GOAL
In the entries below, count every line containing "продукции". Return the number and nothing else.

>>>

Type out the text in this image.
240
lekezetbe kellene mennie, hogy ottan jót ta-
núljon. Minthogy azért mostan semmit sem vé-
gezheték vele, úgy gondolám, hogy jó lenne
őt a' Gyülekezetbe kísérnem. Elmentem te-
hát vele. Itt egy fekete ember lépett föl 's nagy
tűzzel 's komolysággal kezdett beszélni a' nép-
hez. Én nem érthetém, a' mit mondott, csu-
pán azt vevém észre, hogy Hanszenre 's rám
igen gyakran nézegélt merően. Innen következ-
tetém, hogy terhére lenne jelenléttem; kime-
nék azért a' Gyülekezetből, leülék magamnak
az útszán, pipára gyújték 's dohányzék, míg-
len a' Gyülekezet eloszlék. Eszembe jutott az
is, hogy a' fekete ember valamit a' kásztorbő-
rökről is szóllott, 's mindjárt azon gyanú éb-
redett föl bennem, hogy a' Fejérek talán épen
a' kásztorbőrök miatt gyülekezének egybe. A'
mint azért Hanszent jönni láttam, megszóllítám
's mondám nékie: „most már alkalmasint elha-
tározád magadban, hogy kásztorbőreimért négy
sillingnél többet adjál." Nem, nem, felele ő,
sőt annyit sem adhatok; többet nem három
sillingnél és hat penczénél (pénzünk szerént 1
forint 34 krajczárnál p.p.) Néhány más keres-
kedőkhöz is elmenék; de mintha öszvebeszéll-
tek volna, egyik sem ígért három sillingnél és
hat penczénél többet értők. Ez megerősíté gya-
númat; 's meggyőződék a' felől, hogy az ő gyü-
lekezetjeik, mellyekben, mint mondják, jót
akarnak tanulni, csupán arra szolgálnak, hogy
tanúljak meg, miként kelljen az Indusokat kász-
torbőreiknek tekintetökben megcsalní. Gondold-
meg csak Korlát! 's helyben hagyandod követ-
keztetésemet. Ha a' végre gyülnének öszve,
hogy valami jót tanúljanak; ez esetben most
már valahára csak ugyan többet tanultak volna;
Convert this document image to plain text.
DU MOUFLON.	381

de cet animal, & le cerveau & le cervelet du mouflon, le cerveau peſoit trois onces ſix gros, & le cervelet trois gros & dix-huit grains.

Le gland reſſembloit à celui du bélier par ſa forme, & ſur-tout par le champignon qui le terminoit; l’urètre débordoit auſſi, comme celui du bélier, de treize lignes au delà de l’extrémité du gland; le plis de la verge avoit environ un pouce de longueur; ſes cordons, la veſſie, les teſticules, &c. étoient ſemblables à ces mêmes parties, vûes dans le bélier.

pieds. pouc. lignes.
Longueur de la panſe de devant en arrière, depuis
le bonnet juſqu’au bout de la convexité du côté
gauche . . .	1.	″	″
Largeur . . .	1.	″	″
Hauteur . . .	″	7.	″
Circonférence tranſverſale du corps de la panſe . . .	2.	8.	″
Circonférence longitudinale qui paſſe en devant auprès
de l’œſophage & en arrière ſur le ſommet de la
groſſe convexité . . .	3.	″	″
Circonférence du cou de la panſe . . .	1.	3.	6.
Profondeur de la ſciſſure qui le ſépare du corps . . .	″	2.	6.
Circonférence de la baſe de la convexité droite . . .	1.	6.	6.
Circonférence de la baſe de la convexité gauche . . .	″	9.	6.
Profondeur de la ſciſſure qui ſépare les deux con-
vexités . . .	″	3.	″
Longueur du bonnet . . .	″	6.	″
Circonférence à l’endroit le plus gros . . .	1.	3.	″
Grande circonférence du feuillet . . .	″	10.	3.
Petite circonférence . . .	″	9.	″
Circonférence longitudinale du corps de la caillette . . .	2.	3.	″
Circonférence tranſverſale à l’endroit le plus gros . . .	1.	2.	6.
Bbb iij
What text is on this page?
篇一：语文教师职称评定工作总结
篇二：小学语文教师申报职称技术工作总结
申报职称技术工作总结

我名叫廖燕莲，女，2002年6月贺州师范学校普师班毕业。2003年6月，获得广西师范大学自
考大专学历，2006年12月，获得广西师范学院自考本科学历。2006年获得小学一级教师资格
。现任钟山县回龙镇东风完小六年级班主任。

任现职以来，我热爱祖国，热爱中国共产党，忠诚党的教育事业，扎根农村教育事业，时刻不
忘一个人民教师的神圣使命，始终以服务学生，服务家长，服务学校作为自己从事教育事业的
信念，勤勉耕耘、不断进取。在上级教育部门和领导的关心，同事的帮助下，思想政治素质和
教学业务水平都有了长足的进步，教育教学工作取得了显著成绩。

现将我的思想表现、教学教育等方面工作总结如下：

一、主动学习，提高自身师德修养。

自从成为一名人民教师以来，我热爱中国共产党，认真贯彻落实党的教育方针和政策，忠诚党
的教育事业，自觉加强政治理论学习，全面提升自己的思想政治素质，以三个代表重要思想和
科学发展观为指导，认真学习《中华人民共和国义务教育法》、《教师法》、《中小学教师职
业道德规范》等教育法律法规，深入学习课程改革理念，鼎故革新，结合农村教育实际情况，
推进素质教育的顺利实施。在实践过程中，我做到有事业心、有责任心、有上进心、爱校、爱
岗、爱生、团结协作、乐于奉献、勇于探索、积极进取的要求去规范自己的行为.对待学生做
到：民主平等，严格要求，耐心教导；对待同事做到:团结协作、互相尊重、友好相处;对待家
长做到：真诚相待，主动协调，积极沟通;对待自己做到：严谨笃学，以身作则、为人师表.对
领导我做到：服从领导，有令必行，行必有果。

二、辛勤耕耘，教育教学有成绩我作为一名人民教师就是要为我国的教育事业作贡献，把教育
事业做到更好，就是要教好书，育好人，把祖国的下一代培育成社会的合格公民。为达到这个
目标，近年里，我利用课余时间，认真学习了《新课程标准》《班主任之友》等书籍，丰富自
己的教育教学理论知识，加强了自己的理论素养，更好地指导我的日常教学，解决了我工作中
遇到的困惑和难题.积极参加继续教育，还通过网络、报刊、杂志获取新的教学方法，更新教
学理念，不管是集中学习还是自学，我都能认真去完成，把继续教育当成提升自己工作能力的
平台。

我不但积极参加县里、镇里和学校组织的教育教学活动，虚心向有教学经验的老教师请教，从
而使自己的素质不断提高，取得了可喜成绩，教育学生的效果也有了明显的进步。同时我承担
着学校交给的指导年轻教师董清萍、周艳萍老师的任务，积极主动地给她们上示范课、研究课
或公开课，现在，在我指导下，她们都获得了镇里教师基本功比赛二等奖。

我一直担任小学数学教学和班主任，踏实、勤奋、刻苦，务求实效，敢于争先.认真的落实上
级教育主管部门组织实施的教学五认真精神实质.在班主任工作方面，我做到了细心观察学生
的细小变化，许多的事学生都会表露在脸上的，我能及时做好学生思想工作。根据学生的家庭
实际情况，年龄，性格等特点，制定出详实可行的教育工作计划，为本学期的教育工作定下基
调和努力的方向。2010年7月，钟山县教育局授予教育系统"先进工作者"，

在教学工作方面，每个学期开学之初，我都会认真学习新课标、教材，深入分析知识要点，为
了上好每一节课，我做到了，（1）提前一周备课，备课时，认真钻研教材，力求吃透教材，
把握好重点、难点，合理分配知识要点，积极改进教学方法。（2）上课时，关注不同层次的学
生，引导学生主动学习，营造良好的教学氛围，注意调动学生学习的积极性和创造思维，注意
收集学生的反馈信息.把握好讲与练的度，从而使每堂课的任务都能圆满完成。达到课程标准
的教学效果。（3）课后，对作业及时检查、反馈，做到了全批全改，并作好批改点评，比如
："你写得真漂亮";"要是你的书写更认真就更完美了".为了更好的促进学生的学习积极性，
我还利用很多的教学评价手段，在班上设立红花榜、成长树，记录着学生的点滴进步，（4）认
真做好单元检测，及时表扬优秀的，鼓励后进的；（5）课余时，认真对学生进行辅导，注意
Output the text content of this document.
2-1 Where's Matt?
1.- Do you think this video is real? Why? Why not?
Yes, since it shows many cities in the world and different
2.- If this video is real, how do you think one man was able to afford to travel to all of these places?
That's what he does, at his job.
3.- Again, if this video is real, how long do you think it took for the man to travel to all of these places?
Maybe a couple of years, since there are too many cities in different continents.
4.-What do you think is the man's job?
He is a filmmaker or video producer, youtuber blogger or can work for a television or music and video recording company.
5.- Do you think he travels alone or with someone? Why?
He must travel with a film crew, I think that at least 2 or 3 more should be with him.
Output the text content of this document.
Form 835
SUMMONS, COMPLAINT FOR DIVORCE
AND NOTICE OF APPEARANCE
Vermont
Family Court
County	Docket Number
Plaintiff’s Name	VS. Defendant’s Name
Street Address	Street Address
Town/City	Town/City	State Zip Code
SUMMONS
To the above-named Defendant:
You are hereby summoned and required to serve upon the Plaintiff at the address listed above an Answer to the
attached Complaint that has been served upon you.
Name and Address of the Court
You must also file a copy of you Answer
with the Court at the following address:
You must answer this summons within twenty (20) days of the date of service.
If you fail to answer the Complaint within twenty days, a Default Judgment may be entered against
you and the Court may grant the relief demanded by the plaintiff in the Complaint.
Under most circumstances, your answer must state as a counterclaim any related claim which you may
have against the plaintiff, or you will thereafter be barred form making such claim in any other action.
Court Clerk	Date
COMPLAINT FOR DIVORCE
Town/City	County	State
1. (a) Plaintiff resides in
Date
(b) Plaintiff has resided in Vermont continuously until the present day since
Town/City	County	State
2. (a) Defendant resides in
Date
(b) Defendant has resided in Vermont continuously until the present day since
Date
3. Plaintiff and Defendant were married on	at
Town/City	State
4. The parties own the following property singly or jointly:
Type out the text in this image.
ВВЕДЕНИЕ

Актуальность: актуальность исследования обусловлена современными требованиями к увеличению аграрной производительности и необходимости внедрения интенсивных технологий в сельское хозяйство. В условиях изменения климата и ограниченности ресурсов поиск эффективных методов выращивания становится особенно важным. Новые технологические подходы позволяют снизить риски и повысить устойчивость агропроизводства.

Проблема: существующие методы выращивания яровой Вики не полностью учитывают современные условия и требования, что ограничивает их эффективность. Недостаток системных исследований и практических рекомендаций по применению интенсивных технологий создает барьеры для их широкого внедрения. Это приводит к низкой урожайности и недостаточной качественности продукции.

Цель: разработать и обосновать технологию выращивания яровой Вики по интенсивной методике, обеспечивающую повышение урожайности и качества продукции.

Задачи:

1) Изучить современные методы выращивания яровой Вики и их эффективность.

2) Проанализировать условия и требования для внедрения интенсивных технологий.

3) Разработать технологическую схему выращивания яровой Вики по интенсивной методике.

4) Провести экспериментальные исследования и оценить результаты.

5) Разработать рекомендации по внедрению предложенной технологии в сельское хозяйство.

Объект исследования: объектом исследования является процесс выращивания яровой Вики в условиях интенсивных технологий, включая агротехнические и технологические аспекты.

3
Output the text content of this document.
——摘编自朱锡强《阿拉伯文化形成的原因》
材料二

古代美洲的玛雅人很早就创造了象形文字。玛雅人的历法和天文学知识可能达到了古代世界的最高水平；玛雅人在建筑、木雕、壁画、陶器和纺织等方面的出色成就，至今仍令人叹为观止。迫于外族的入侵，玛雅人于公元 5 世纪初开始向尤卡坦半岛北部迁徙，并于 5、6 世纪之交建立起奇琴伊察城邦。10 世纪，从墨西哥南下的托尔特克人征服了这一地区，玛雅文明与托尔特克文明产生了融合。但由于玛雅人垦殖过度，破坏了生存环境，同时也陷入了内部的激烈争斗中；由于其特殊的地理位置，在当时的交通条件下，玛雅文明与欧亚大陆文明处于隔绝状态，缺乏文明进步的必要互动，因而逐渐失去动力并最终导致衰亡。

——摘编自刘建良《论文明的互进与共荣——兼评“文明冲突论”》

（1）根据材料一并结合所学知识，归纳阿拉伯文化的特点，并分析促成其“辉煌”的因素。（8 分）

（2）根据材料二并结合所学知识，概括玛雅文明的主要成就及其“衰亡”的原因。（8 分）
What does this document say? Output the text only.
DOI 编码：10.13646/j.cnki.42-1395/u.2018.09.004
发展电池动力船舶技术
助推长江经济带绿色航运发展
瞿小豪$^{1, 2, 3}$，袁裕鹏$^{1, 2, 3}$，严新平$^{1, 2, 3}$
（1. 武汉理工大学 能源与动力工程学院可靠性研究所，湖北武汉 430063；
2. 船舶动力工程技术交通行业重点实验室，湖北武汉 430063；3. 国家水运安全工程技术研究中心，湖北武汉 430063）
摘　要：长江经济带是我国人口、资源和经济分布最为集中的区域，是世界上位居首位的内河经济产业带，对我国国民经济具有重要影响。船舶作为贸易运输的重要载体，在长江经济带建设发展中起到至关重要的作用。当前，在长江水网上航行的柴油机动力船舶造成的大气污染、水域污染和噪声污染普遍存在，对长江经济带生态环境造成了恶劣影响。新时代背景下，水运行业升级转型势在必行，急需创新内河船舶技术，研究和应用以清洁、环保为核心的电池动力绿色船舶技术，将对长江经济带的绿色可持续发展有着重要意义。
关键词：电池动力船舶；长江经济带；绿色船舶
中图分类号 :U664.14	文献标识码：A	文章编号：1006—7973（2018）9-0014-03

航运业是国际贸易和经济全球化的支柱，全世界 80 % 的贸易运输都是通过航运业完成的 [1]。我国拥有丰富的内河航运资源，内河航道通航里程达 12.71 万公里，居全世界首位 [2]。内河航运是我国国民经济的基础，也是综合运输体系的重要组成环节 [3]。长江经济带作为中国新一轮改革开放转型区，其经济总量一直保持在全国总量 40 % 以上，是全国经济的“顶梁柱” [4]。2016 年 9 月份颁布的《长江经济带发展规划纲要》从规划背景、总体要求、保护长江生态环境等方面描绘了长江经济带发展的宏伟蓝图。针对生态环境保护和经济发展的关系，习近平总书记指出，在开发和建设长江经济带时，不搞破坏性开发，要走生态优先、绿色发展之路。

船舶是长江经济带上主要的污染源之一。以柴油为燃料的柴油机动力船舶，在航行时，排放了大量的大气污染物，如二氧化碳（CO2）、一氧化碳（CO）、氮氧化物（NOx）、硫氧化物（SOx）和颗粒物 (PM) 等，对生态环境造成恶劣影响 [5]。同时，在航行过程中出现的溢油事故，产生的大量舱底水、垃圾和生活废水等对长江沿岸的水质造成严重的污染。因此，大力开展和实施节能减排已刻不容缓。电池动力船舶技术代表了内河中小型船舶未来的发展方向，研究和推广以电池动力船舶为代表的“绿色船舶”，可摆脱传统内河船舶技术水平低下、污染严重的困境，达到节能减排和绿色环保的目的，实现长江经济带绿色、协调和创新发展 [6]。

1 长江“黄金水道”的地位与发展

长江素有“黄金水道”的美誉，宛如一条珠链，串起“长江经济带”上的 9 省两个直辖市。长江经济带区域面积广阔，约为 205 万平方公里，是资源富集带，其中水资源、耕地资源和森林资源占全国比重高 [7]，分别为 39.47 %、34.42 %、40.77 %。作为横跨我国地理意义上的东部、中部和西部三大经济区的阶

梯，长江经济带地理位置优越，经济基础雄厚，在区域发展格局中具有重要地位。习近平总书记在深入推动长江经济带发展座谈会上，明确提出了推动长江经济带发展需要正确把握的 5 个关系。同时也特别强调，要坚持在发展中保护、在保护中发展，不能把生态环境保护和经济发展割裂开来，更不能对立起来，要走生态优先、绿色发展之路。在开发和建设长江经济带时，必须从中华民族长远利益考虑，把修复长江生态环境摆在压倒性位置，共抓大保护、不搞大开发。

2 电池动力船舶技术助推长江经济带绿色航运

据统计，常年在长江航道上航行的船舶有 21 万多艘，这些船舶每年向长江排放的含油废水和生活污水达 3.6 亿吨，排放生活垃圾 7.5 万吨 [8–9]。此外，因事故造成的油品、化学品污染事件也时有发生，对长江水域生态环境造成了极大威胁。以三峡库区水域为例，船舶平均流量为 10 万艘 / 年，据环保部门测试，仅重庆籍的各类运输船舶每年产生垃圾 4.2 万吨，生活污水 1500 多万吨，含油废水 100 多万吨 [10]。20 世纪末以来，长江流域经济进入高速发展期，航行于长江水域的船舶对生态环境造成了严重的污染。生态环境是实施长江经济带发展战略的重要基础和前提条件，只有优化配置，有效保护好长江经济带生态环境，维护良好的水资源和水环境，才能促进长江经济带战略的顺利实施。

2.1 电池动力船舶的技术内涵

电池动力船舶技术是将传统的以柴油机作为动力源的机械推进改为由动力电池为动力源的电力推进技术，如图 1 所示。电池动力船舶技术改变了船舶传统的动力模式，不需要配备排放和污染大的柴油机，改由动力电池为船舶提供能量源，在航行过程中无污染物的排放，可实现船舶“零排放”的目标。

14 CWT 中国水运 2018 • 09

<<<

ANSWER FOR THIS EXERCISE
2